(Collection entries)
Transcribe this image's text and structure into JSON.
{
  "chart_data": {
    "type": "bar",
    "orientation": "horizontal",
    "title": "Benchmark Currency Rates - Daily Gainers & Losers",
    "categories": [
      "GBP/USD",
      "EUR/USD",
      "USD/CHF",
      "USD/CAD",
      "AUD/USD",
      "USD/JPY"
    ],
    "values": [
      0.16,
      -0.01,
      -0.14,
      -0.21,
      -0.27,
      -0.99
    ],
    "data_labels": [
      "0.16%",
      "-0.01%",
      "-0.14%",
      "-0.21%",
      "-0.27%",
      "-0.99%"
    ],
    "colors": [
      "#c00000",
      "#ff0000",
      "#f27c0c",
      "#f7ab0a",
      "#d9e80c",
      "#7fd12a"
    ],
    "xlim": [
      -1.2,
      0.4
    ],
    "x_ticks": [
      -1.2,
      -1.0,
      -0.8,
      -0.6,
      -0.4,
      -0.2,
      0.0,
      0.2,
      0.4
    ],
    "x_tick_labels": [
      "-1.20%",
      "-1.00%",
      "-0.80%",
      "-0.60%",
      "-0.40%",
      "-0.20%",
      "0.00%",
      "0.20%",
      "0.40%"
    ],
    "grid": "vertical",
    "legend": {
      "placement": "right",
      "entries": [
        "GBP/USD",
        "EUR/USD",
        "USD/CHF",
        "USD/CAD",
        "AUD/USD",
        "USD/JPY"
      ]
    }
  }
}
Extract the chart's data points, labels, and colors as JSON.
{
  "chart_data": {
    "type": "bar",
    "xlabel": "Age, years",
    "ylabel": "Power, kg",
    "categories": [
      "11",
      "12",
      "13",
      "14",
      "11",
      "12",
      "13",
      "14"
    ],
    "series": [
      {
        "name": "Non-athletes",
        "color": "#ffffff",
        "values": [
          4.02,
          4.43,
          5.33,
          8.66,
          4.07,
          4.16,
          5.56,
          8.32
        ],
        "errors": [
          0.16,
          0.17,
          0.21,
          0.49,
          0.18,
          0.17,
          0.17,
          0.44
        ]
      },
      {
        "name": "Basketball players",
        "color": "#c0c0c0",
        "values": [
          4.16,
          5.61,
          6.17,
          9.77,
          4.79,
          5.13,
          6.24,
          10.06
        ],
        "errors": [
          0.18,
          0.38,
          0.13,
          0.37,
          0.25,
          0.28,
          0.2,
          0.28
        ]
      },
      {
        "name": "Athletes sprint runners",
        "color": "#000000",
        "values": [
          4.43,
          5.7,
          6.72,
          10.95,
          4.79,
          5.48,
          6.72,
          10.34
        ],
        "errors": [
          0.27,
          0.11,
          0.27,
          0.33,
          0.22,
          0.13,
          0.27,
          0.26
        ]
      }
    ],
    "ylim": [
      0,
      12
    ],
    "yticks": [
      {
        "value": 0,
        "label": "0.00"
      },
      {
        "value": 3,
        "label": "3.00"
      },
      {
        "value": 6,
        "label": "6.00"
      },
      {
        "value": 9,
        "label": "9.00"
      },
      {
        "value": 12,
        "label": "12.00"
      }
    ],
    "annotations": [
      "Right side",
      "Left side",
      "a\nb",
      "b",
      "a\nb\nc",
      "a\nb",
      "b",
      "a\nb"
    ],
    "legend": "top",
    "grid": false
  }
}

**PROBLEM TO WORK ON**
Retype the material in full, character for character.

**SOLUTION TO THE EXERCISE**
Transcribe this image's text and structure into JSON.
{
  "chart_data": {
    "type": "bar",
    "orientation": "horizontal",
    "title": "Benchmark Currency Rates - Daily Gainers & Losers",
    "categories": [
      "GBP/USD",
      "EUR/USD",
      "USD/CHF",
      "USD/CAD",
      "AUD/USD",
      "USD/JPY"
    ],
    "values": [
      0.16,
      -0.01,
      -0.14,
      -0.21,
      -0.27,
      -0.99
    ],
    "data_labels": [
      "0.16%",
      "-0.01%",
      "-0.14%",
      "-0.21%",
      "-0.27%",
      "-0.99%"
    ],
    "colors": [
      "#c00000",
      "#ff0000",
      "#f27c0c",
      "#f7ab0a",
      "#d9e80c",
      "#7fd12a"
    ],
    "xlim": [
      -1.2,
      0.4
    ],
    "x_ticks": [
      -1.2,
      -1.0,
      -0.8,
      -0.6,
      -0.4,
      -0.2,
      0.0,
      0.2,
      0.4
    ],
    "x_tick_labels": [
      "-1.20%",
      "-1.00%",
      "-0.80%",
      "-0.60%",
      "-0.40%",
      "-0.20%",
      "0.00%",
      "0.20%",
      "0.40%"
    ],
    "grid": "vertical",
    "legend": {
      "placement": "right",
      "entries": [
        "GBP/USD",
        "EUR/USD",
        "USD/CHF",
        "USD/CAD",
        "AUD/USD",
        "USD/JPY"
      ]
    }
  }
}
Extract the chart's data points, labels, and colors as JSON.
{
  "chart_data": {
    "type": "bar",
    "xlabel": "Age, years",
    "ylabel": "Power, kg",
    "categories": [
      "11",
      "12",
      "13",
      "14",
      "11",
      "12",
      "13",
      "14"
    ],
    "series": [
      {
        "name": "Non-athletes",
        "color": "#ffffff",
        "values": [
          4.02,
          4.43,
          5.33,
          8.66,
          4.07,
          4.16,
          5.56,
          8.32
        ],
        "errors": [
          0.16,
          0.17,
          0.21,
          0.49,
          0.18,
          0.17,
          0.17,
          0.44
        ]
      },
      {
        "name": "Basketball players",
        "color": "#c0c0c0",
        "values": [
          4.16,
          5.61,
          6.17,
          9.77,
          4.79,
          5.13,
          6.24,
          10.06
        ],
        "errors": [
          0.18,
          0.38,
          0.13,
          0.37,
          0.25,
          0.28,
          0.2,
          0.28
        ]
      },
      {
        "name": "Athletes sprint runners",
        "color": "#000000",
        "values": [
          4.43,
          5.7,
          6.72,
          10.95,
          4.79,
          5.48,
          6.72,
          10.34
        ],
        "errors": [
          0.27,
          0.11,
          0.27,
          0.33,
          0.22,
          0.13,
          0.27,
          0.26
        ]
      }
    ],
    "ylim": [
      0,
      12
    ],
    "yticks": [
      {
        "value": 0,
        "label": "0.00"
      },
      {
        "value": 3,
        "label": "3.00"
      },
      {
        "value": 6,
        "label": "6.00"
      },
      {
        "value": 9,
        "label": "9.00"
      },
      {
        "value": 12,
        "label": "12.00"
      }
    ],
    "annotations": [
      "Right side",
      "Left side",
      "a\nb",
      "b",
      "a\nb\nc",
      "a\nb",
      "b",
      "a\nb"
    ],
    "legend": "top",
    "grid": false
  }
}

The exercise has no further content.